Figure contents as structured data
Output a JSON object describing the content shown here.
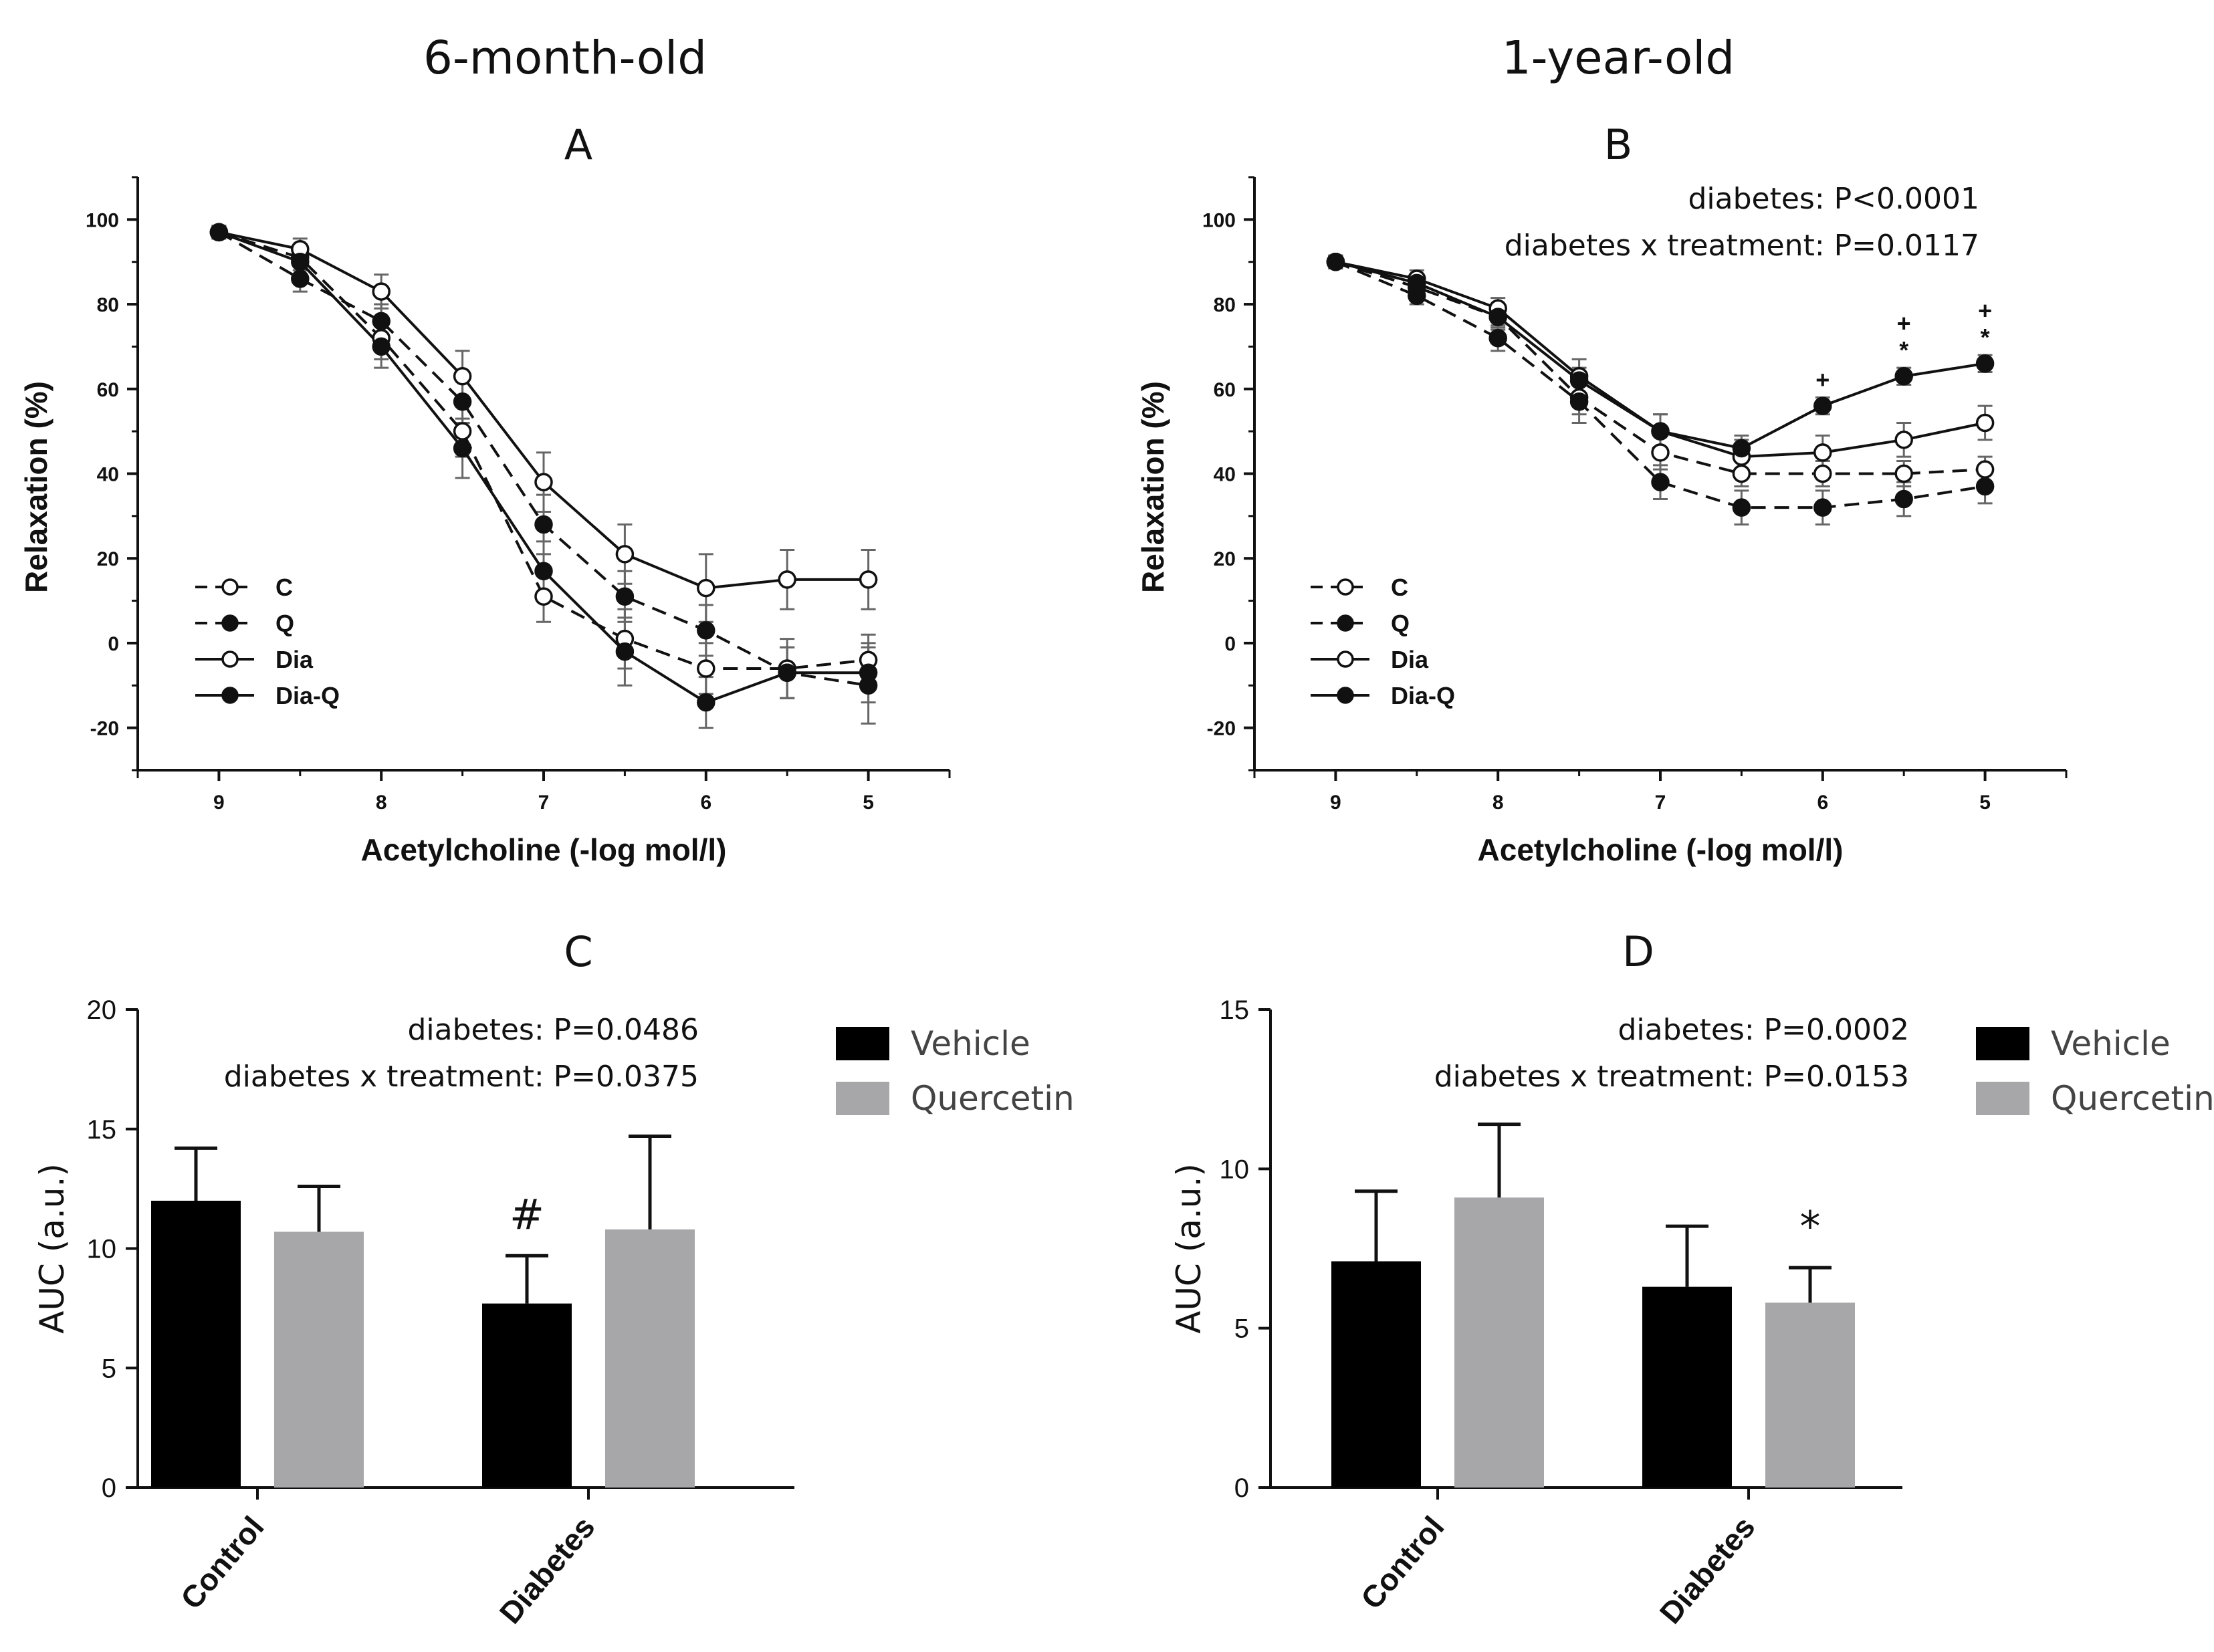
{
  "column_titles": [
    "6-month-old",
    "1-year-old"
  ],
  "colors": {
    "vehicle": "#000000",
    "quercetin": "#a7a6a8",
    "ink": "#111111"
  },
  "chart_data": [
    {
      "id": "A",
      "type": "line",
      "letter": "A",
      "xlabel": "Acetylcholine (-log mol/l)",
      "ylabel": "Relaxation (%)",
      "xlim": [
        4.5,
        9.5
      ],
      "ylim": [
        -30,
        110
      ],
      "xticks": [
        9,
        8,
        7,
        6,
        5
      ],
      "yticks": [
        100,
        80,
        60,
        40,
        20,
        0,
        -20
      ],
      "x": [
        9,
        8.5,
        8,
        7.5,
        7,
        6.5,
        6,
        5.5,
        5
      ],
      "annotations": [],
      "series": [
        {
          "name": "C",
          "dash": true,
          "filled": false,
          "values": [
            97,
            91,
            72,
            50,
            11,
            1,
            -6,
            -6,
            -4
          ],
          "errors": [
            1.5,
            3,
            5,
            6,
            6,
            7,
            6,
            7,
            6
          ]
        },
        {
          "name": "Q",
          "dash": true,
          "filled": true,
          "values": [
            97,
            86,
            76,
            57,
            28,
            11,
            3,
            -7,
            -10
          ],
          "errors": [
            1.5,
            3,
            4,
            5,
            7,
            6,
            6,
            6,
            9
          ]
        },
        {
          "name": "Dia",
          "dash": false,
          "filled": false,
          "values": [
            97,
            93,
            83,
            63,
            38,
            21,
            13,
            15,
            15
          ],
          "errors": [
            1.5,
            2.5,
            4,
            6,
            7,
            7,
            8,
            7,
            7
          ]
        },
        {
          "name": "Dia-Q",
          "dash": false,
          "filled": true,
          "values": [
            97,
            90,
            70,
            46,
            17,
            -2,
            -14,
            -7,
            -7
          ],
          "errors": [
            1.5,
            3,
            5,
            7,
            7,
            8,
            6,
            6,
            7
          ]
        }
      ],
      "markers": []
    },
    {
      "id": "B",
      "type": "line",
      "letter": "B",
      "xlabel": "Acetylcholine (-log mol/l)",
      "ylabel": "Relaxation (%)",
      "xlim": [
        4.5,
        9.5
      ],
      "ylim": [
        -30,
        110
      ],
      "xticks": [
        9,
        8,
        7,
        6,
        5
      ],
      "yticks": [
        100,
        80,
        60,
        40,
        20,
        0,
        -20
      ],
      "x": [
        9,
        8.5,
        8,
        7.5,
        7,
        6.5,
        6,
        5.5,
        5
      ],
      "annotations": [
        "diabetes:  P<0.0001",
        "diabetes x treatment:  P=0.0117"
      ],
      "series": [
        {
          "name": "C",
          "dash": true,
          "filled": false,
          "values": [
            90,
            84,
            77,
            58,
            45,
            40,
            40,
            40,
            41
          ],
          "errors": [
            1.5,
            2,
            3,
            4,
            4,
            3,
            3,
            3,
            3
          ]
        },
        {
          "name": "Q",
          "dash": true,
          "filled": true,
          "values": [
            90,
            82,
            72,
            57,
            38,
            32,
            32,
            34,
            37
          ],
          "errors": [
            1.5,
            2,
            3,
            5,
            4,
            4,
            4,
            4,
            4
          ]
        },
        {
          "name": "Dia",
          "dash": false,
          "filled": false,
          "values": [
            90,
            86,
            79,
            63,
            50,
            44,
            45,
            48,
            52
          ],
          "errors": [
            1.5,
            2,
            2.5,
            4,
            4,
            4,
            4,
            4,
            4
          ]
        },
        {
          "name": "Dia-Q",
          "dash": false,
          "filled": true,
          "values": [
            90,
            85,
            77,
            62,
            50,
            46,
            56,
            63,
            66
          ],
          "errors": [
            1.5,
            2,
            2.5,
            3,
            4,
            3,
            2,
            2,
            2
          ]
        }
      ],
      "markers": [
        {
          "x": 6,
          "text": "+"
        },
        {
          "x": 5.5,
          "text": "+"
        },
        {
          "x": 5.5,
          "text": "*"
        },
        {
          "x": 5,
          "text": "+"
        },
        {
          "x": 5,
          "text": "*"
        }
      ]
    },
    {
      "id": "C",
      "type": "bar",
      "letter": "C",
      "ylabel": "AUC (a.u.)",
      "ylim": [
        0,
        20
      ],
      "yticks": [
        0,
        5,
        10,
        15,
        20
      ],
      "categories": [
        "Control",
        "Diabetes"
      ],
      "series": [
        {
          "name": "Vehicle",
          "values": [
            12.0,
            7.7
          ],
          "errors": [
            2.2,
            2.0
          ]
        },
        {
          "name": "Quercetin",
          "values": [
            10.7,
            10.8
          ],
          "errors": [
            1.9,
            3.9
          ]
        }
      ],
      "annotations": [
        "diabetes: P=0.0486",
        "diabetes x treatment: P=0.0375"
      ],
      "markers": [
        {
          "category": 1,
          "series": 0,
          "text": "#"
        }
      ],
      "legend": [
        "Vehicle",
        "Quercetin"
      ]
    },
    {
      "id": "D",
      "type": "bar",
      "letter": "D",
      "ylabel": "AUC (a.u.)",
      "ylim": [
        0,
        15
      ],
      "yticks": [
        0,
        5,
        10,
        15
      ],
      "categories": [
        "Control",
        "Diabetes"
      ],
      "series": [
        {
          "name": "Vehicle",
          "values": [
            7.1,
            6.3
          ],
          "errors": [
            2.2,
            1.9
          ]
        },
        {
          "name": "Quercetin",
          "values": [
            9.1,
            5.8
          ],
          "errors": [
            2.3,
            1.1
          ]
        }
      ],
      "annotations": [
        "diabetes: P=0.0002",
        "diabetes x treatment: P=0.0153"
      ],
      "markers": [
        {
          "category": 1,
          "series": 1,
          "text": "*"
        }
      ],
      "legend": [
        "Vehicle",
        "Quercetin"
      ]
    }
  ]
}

## What the exercise asks:
Give every record back exactly as it reads, with no images.

## Answer for the task:
Output a JSON object describing the content shown here.
{
  "column_titles": [
    "6-month-old",
    "1-year-old"
  ],
  "colors": {
    "vehicle": "#000000",
    "quercetin": "#a7a6a8",
    "ink": "#111111"
  },
  "chart_data": [
    {
      "id": "A",
      "type": "line",
      "letter": "A",
      "xlabel": "Acetylcholine (-log mol/l)",
      "ylabel": "Relaxation (%)",
      "xlim": [
        4.5,
        9.5
      ],
      "ylim": [
        -30,
        110
      ],
      "xticks": [
        9,
        8,
        7,
        6,
        5
      ],
      "yticks": [
        100,
        80,
        60,
        40,
        20,
        0,
        -20
      ],
      "x": [
        9,
        8.5,
        8,
        7.5,
        7,
        6.5,
        6,
        5.5,
        5
      ],
      "annotations": [],
      "series": [
        {
          "name": "C",
          "dash": true,
          "filled": false,
          "values": [
            97,
            91,
            72,
            50,
            11,
            1,
            -6,
            -6,
            -4
          ],
          "errors": [
            1.5,
            3,
            5,
            6,
            6,
            7,
            6,
            7,
            6
          ]
        },
        {
          "name": "Q",
          "dash": true,
          "filled": true,
          "values": [
            97,
            86,
            76,
            57,
            28,
            11,
            3,
            -7,
            -10
          ],
          "errors": [
            1.5,
            3,
            4,
            5,
            7,
            6,
            6,
            6,
            9
          ]
        },
        {
          "name": "Dia",
          "dash": false,
          "filled": false,
          "values": [
            97,
            93,
            83,
            63,
            38,
            21,
            13,
            15,
            15
          ],
          "errors": [
            1.5,
            2.5,
            4,
            6,
            7,
            7,
            8,
            7,
            7
          ]
        },
        {
          "name": "Dia-Q",
          "dash": false,
          "filled": true,
          "values": [
            97,
            90,
            70,
            46,
            17,
            -2,
            -14,
            -7,
            -7
          ],
          "errors": [
            1.5,
            3,
            5,
            7,
            7,
            8,
            6,
            6,
            7
          ]
        }
      ],
      "markers": []
    },
    {
      "id": "B",
      "type": "line",
      "letter": "B",
      "xlabel": "Acetylcholine (-log mol/l)",
      "ylabel": "Relaxation (%)",
      "xlim": [
        4.5,
        9.5
      ],
      "ylim": [
        -30,
        110
      ],
      "xticks": [
        9,
        8,
        7,
        6,
        5
      ],
      "yticks": [
        100,
        80,
        60,
        40,
        20,
        0,
        -20
      ],
      "x": [
        9,
        8.5,
        8,
        7.5,
        7,
        6.5,
        6,
        5.5,
        5
      ],
      "annotations": [
        "diabetes:  P<0.0001",
        "diabetes x treatment:  P=0.0117"
      ],
      "series": [
        {
          "name": "C",
          "dash": true,
          "filled": false,
          "values": [
            90,
            84,
            77,
            58,
            45,
            40,
            40,
            40,
            41
          ],
          "errors": [
            1.5,
            2,
            3,
            4,
            4,
            3,
            3,
            3,
            3
          ]
        },
        {
          "name": "Q",
          "dash": true,
          "filled": true,
          "values": [
            90,
            82,
            72,
            57,
            38,
            32,
            32,
            34,
            37
          ],
          "errors": [
            1.5,
            2,
            3,
            5,
            4,
            4,
            4,
            4,
            4
          ]
        },
        {
          "name": "Dia",
          "dash": false,
          "filled": false,
          "values": [
            90,
            86,
            79,
            63,
            50,
            44,
            45,
            48,
            52
          ],
          "errors": [
            1.5,
            2,
            2.5,
            4,
            4,
            4,
            4,
            4,
            4
          ]
        },
        {
          "name": "Dia-Q",
          "dash": false,
          "filled": true,
          "values": [
            90,
            85,
            77,
            62,
            50,
            46,
            56,
            63,
            66
          ],
          "errors": [
            1.5,
            2,
            2.5,
            3,
            4,
            3,
            2,
            2,
            2
          ]
        }
      ],
      "markers": [
        {
          "x": 6,
          "text": "+"
        },
        {
          "x": 5.5,
          "text": "+"
        },
        {
          "x": 5.5,
          "text": "*"
        },
        {
          "x": 5,
          "text": "+"
        },
        {
          "x": 5,
          "text": "*"
        }
      ]
    },
    {
      "id": "C",
      "type": "bar",
      "letter": "C",
      "ylabel": "AUC (a.u.)",
      "ylim": [
        0,
        20
      ],
      "yticks": [
        0,
        5,
        10,
        15,
        20
      ],
      "categories": [
        "Control",
        "Diabetes"
      ],
      "series": [
        {
          "name": "Vehicle",
          "values": [
            12.0,
            7.7
          ],
          "errors": [
            2.2,
            2.0
          ]
        },
        {
          "name": "Quercetin",
          "values": [
            10.7,
            10.8
          ],
          "errors": [
            1.9,
            3.9
          ]
        }
      ],
      "annotations": [
        "diabetes: P=0.0486",
        "diabetes x treatment: P=0.0375"
      ],
      "markers": [
        {
          "category": 1,
          "series": 0,
          "text": "#"
        }
      ],
      "legend": [
        "Vehicle",
        "Quercetin"
      ]
    },
    {
      "id": "D",
      "type": "bar",
      "letter": "D",
      "ylabel": "AUC (a.u.)",
      "ylim": [
        0,
        15
      ],
      "yticks": [
        0,
        5,
        10,
        15
      ],
      "categories": [
        "Control",
        "Diabetes"
      ],
      "series": [
        {
          "name": "Vehicle",
          "values": [
            7.1,
            6.3
          ],
          "errors": [
            2.2,
            1.9
          ]
        },
        {
          "name": "Quercetin",
          "values": [
            9.1,
            5.8
          ],
          "errors": [
            2.3,
            1.1
          ]
        }
      ],
      "annotations": [
        "diabetes: P=0.0002",
        "diabetes x treatment: P=0.0153"
      ],
      "markers": [
        {
          "category": 1,
          "series": 1,
          "text": "*"
        }
      ],
      "legend": [
        "Vehicle",
        "Quercetin"
      ]
    }
  ]
}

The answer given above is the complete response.